[Start of RECORDS]
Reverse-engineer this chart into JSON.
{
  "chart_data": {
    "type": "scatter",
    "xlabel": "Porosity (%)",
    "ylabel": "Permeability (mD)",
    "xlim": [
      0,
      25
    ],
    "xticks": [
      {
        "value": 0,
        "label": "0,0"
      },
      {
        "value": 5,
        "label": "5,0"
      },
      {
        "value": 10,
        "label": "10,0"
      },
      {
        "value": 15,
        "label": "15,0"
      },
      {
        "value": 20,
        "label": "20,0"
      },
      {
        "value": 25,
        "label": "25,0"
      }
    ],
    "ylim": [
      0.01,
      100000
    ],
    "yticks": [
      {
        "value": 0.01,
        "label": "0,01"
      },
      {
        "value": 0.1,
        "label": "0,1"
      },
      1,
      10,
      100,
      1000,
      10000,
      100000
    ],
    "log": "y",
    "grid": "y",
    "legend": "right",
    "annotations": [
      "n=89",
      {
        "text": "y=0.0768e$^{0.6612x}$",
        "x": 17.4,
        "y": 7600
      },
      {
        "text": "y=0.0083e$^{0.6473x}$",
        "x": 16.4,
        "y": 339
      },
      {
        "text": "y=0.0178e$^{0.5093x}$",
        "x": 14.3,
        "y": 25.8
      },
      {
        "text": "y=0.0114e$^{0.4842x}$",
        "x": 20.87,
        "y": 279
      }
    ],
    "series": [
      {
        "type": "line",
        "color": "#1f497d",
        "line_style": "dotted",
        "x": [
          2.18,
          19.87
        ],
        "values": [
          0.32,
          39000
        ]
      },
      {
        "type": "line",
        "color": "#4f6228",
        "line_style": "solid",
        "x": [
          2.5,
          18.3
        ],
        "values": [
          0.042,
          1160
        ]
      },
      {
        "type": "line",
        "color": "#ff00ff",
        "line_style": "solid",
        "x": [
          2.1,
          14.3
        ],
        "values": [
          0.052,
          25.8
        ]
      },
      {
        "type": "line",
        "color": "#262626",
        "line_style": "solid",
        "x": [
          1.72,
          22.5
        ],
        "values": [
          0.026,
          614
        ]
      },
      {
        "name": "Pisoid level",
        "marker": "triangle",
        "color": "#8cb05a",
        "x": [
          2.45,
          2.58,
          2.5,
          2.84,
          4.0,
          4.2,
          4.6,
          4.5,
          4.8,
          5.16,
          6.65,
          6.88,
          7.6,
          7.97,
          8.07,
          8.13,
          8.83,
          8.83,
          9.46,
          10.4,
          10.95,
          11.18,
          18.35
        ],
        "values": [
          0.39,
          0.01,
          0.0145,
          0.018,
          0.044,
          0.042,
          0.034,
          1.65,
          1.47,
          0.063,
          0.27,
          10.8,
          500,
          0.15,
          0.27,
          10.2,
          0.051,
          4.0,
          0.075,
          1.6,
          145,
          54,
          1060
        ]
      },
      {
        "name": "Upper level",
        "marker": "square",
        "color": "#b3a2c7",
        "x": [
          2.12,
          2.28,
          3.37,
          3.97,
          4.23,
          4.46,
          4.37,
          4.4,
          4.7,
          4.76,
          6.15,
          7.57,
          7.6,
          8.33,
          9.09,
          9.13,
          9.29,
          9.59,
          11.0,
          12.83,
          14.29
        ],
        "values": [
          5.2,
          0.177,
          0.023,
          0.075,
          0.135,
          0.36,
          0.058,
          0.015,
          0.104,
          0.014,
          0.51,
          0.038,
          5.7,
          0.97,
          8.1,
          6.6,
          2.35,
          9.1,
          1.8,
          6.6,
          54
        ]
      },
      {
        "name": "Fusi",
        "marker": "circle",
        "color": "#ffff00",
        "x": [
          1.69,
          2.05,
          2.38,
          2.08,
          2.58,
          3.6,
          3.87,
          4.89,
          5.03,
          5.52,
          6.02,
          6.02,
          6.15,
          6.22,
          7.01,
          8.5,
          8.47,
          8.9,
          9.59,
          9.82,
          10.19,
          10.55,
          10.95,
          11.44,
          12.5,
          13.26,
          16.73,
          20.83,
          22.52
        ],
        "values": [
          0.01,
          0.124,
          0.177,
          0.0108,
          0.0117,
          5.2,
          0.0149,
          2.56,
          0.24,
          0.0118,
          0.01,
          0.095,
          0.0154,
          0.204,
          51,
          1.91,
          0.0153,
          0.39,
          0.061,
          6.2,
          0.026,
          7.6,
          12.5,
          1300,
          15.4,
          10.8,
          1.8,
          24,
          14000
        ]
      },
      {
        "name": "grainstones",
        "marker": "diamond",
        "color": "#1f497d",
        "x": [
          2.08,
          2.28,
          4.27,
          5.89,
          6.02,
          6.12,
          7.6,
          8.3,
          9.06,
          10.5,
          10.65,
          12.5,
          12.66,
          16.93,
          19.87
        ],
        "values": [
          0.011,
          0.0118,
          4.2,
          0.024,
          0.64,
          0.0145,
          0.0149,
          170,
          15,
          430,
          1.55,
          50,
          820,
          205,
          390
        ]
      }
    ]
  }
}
[End of RECORDS]
* **WHAT IS NEEDED**
Print every line of the records exactly. Omit nothing.

* **WRITTEN RESPONSE**
Reverse-engineer this chart into JSON.
{
  "chart_data": {
    "type": "scatter",
    "xlabel": "Porosity (%)",
    "ylabel": "Permeability (mD)",
    "xlim": [
      0,
      25
    ],
    "xticks": [
      {
        "value": 0,
        "label": "0,0"
      },
      {
        "value": 5,
        "label": "5,0"
      },
      {
        "value": 10,
        "label": "10,0"
      },
      {
        "value": 15,
        "label": "15,0"
      },
      {
        "value": 20,
        "label": "20,0"
      },
      {
        "value": 25,
        "label": "25,0"
      }
    ],
    "ylim": [
      0.01,
      100000
    ],
    "yticks": [
      {
        "value": 0.01,
        "label": "0,01"
      },
      {
        "value": 0.1,
        "label": "0,1"
      },
      1,
      10,
      100,
      1000,
      10000,
      100000
    ],
    "log": "y",
    "grid": "y",
    "legend": "right",
    "annotations": [
      "n=89",
      {
        "text": "y=0.0768e$^{0.6612x}$",
        "x": 17.4,
        "y": 7600
      },
      {
        "text": "y=0.0083e$^{0.6473x}$",
        "x": 16.4,
        "y": 339
      },
      {
        "text": "y=0.0178e$^{0.5093x}$",
        "x": 14.3,
        "y": 25.8
      },
      {
        "text": "y=0.0114e$^{0.4842x}$",
        "x": 20.87,
        "y": 279
      }
    ],
    "series": [
      {
        "type": "line",
        "color": "#1f497d",
        "line_style": "dotted",
        "x": [
          2.18,
          19.87
        ],
        "values": [
          0.32,
          39000
        ]
      },
      {
        "type": "line",
        "color": "#4f6228",
        "line_style": "solid",
        "x": [
          2.5,
          18.3
        ],
        "values": [
          0.042,
          1160
        ]
      },
      {
        "type": "line",
        "color": "#ff00ff",
        "line_style": "solid",
        "x": [
          2.1,
          14.3
        ],
        "values": [
          0.052,
          25.8
        ]
      },
      {
        "type": "line",
        "color": "#262626",
        "line_style": "solid",
        "x": [
          1.72,
          22.5
        ],
        "values": [
          0.026,
          614
        ]
      },
      {
        "name": "Pisoid level",
        "marker": "triangle",
        "color": "#8cb05a",
        "x": [
          2.45,
          2.58,
          2.5,
          2.84,
          4.0,
          4.2,
          4.6,
          4.5,
          4.8,
          5.16,
          6.65,
          6.88,
          7.6,
          7.97,
          8.07,
          8.13,
          8.83,
          8.83,
          9.46,
          10.4,
          10.95,
          11.18,
          18.35
        ],
        "values": [
          0.39,
          0.01,
          0.0145,
          0.018,
          0.044,
          0.042,
          0.034,
          1.65,
          1.47,
          0.063,
          0.27,
          10.8,
          500,
          0.15,
          0.27,
          10.2,
          0.051,
          4.0,
          0.075,
          1.6,
          145,
          54,
          1060
        ]
      },
      {
        "name": "Upper level",
        "marker": "square",
        "color": "#b3a2c7",
        "x": [
          2.12,
          2.28,
          3.37,
          3.97,
          4.23,
          4.46,
          4.37,
          4.4,
          4.7,
          4.76,
          6.15,
          7.57,
          7.6,
          8.33,
          9.09,
          9.13,
          9.29,
          9.59,
          11.0,
          12.83,
          14.29
        ],
        "values": [
          5.2,
          0.177,
          0.023,
          0.075,
          0.135,
          0.36,
          0.058,
          0.015,
          0.104,
          0.014,
          0.51,
          0.038,
          5.7,
          0.97,
          8.1,
          6.6,
          2.35,
          9.1,
          1.8,
          6.6,
          54
        ]
      },
      {
        "name": "Fusi",
        "marker": "circle",
        "color": "#ffff00",
        "x": [
          1.69,
          2.05,
          2.38,
          2.08,
          2.58,
          3.6,
          3.87,
          4.89,
          5.03,
          5.52,
          6.02,
          6.02,
          6.15,
          6.22,
          7.01,
          8.5,
          8.47,
          8.9,
          9.59,
          9.82,
          10.19,
          10.55,
          10.95,
          11.44,
          12.5,
          13.26,
          16.73,
          20.83,
          22.52
        ],
        "values": [
          0.01,
          0.124,
          0.177,
          0.0108,
          0.0117,
          5.2,
          0.0149,
          2.56,
          0.24,
          0.0118,
          0.01,
          0.095,
          0.0154,
          0.204,
          51,
          1.91,
          0.0153,
          0.39,
          0.061,
          6.2,
          0.026,
          7.6,
          12.5,
          1300,
          15.4,
          10.8,
          1.8,
          24,
          14000
        ]
      },
      {
        "name": "grainstones",
        "marker": "diamond",
        "color": "#1f497d",
        "x": [
          2.08,
          2.28,
          4.27,
          5.89,
          6.02,
          6.12,
          7.6,
          8.3,
          9.06,
          10.5,
          10.65,
          12.5,
          12.66,
          16.93,
          19.87
        ],
        "values": [
          0.011,
          0.0118,
          4.2,
          0.024,
          0.64,
          0.0145,
          0.0149,
          170,
          15,
          430,
          1.55,
          50,
          820,
          205,
          390
        ]
      }
    ]
  }
}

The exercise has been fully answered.